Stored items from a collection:
---
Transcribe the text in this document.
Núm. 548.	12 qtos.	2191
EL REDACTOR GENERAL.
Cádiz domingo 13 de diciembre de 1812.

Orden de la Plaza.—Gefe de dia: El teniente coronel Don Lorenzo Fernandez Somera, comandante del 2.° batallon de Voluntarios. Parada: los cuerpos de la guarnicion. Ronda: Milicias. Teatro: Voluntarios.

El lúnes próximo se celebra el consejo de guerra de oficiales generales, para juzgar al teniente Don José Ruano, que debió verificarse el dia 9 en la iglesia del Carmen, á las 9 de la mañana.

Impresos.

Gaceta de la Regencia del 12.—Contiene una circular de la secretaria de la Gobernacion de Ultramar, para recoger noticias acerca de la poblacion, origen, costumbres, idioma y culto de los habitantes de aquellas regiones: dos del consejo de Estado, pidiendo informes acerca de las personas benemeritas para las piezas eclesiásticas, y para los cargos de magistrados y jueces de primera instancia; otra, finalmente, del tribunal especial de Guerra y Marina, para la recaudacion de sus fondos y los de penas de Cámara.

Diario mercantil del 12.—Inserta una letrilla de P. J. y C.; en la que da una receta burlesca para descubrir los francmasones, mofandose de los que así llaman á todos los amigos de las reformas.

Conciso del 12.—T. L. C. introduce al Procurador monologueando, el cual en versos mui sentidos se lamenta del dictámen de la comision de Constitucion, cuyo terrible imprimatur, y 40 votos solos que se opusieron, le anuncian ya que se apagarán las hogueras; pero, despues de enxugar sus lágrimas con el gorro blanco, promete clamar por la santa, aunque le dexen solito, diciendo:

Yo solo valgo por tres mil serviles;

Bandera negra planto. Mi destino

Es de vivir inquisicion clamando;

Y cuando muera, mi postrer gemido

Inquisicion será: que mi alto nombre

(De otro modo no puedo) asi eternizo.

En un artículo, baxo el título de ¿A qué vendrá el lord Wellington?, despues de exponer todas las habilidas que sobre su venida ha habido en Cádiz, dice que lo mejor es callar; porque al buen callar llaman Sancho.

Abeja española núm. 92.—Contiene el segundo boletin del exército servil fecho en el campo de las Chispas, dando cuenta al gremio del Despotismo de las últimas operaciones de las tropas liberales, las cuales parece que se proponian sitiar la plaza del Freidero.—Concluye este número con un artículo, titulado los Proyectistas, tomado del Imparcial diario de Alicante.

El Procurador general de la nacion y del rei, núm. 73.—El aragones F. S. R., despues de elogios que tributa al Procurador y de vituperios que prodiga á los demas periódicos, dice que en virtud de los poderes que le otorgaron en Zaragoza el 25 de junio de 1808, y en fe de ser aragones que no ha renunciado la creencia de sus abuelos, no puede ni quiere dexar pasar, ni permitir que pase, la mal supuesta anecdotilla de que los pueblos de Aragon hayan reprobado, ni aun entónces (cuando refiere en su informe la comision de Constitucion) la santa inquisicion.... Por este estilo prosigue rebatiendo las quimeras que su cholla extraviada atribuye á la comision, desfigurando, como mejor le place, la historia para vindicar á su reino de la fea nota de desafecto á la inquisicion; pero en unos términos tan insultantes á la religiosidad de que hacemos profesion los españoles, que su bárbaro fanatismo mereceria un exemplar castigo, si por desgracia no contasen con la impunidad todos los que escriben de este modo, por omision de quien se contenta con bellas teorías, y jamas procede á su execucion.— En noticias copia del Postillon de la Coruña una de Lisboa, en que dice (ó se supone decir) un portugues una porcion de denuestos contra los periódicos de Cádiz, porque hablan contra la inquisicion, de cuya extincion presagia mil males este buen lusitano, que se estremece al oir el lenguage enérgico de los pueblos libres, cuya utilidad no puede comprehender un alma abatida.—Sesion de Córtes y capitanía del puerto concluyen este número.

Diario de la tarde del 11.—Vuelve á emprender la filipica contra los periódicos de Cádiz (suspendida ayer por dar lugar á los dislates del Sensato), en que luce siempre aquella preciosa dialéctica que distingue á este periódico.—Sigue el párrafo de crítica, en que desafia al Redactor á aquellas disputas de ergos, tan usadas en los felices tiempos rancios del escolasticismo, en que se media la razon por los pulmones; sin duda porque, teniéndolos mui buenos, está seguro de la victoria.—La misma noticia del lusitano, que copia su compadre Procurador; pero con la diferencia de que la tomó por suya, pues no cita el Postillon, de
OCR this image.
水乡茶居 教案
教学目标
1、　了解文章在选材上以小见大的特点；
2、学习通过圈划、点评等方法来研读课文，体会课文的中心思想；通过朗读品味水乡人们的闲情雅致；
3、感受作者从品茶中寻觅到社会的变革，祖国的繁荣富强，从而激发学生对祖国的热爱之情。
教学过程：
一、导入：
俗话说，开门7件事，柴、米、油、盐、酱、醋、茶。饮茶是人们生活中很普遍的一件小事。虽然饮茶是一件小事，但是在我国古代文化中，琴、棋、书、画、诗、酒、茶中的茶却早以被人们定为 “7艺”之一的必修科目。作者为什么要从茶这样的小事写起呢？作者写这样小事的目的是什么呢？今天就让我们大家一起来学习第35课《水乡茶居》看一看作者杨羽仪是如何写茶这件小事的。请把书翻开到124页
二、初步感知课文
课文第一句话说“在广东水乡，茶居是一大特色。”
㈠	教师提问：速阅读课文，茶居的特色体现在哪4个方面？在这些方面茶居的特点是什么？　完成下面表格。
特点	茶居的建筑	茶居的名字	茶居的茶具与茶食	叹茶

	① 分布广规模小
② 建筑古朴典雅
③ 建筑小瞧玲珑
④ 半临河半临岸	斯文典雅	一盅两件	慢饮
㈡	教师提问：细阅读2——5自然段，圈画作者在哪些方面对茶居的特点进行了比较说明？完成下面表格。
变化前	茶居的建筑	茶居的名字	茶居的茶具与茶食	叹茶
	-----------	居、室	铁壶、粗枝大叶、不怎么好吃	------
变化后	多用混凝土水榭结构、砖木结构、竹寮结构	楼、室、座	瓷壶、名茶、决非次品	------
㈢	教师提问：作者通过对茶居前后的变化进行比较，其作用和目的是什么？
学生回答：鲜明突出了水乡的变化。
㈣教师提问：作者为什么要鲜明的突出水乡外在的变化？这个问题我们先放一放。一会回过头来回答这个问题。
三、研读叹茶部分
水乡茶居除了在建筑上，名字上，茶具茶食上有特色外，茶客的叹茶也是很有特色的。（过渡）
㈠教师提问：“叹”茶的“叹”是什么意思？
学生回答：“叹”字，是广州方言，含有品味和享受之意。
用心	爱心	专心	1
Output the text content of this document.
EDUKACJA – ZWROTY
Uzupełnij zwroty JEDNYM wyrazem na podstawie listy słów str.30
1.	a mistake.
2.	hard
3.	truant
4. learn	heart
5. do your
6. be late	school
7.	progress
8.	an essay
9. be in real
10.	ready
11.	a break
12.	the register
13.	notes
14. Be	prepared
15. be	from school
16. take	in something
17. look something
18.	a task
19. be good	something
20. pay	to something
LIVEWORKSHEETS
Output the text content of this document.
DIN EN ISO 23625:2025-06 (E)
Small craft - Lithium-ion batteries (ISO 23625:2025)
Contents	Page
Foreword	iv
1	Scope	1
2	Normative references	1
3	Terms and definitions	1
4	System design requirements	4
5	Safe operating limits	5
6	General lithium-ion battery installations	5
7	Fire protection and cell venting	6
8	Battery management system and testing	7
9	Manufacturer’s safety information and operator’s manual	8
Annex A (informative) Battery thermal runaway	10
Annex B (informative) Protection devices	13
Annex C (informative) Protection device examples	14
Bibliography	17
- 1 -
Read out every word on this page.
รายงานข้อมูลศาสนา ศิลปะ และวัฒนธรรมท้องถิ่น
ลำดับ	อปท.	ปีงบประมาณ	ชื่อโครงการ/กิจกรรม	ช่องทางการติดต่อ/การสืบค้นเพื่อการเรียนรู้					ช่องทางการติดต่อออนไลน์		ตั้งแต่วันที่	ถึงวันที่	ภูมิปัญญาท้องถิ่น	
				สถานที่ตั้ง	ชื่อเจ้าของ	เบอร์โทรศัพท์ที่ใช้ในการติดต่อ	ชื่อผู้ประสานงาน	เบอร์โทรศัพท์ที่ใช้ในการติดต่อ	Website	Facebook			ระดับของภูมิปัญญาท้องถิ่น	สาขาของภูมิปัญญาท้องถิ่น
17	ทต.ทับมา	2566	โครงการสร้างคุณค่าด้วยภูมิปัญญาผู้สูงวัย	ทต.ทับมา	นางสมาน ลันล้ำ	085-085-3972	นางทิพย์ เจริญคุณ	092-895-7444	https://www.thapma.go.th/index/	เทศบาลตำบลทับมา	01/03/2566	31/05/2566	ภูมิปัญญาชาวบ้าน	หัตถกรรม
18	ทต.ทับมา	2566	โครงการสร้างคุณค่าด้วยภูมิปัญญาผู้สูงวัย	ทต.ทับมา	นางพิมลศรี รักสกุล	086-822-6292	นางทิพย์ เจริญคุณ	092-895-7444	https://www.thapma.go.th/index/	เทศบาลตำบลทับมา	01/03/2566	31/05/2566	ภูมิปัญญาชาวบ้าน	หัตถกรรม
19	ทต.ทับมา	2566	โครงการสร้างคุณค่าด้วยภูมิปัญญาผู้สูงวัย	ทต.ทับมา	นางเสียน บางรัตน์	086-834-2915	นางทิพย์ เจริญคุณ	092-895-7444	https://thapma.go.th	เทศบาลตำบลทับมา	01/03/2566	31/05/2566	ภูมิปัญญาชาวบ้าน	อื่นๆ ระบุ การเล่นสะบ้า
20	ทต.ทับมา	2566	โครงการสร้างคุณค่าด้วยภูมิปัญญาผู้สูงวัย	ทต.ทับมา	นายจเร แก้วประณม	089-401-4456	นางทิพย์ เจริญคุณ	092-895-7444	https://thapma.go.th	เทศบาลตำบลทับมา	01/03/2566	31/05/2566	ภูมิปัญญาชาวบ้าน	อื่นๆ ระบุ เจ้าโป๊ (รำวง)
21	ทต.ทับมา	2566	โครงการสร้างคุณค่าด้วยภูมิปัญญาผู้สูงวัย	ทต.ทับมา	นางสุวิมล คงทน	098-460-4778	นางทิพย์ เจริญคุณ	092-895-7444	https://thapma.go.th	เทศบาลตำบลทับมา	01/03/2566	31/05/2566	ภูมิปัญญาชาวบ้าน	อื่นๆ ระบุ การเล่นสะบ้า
---
= Task to complete =
Retype only the lines running from the line with "Read out every word on this page." to the end of the listing, including both of those lines.

= Output of the task =
Read out every word on this page.
รายงานข้อมูลศาสนา ศิลปะ และวัฒนธรรมท้องถิ่น
ลำดับ	อปท.	ปีงบประมาณ	ชื่อโครงการ/กิจกรรม	ช่องทางการติดต่อ/การสืบค้นเพื่อการเรียนรู้					ช่องทางการติดต่อออนไลน์		ตั้งแต่วันที่	ถึงวันที่	ภูมิปัญญาท้องถิ่น	
				สถานที่ตั้ง	ชื่อเจ้าของ	เบอร์โทรศัพท์ที่ใช้ในการติดต่อ	ชื่อผู้ประสานงาน	เบอร์โทรศัพท์ที่ใช้ในการติดต่อ	Website	Facebook			ระดับของภูมิปัญญาท้องถิ่น	สาขาของภูมิปัญญาท้องถิ่น
17	ทต.ทับมา	2566	โครงการสร้างคุณค่าด้วยภูมิปัญญาผู้สูงวัย	ทต.ทับมา	นางสมาน ลันล้ำ	085-085-3972	นางทิพย์ เจริญคุณ	092-895-7444	https://www.thapma.go.th/index/	เทศบาลตำบลทับมา	01/03/2566	31/05/2566	ภูมิปัญญาชาวบ้าน	หัตถกรรม
18	ทต.ทับมา	2566	โครงการสร้างคุณค่าด้วยภูมิปัญญาผู้สูงวัย	ทต.ทับมา	นางพิมลศรี รักสกุล	086-822-6292	นางทิพย์ เจริญคุณ	092-895-7444	https://www.thapma.go.th/index/	เทศบาลตำบลทับมา	01/03/2566	31/05/2566	ภูมิปัญญาชาวบ้าน	หัตถกรรม
19	ทต.ทับมา	2566	โครงการสร้างคุณค่าด้วยภูมิปัญญาผู้สูงวัย	ทต.ทับมา	นางเสียน บางรัตน์	086-834-2915	นางทิพย์ เจริญคุณ	092-895-7444	https://thapma.go.th	เทศบาลตำบลทับมา	01/03/2566	31/05/2566	ภูมิปัญญาชาวบ้าน	อื่นๆ ระบุ การเล่นสะบ้า
20	ทต.ทับมา	2566	โครงการสร้างคุณค่าด้วยภูมิปัญญาผู้สูงวัย	ทต.ทับมา	นายจเร แก้วประณม	089-401-4456	นางทิพย์ เจริญคุณ	092-895-7444	https://thapma.go.th	เทศบาลตำบลทับมา	01/03/2566	31/05/2566	ภูมิปัญญาชาวบ้าน	อื่นๆ ระบุ เจ้าโป๊ (รำวง)
21	ทต.ทับมา	2566	โครงการสร้างคุณค่าด้วยภูมิปัญญาผู้สูงวัย	ทต.ทับมา	นางสุวิมล คงทน	098-460-4778	นางทิพย์ เจริญคุณ	092-895-7444	https://thapma.go.th	เทศบาลตำบลทับมา	01/03/2566	31/05/2566	ภูมิปัญญาชาวบ้าน	อื่นๆ ระบุ การเล่นสะบ้า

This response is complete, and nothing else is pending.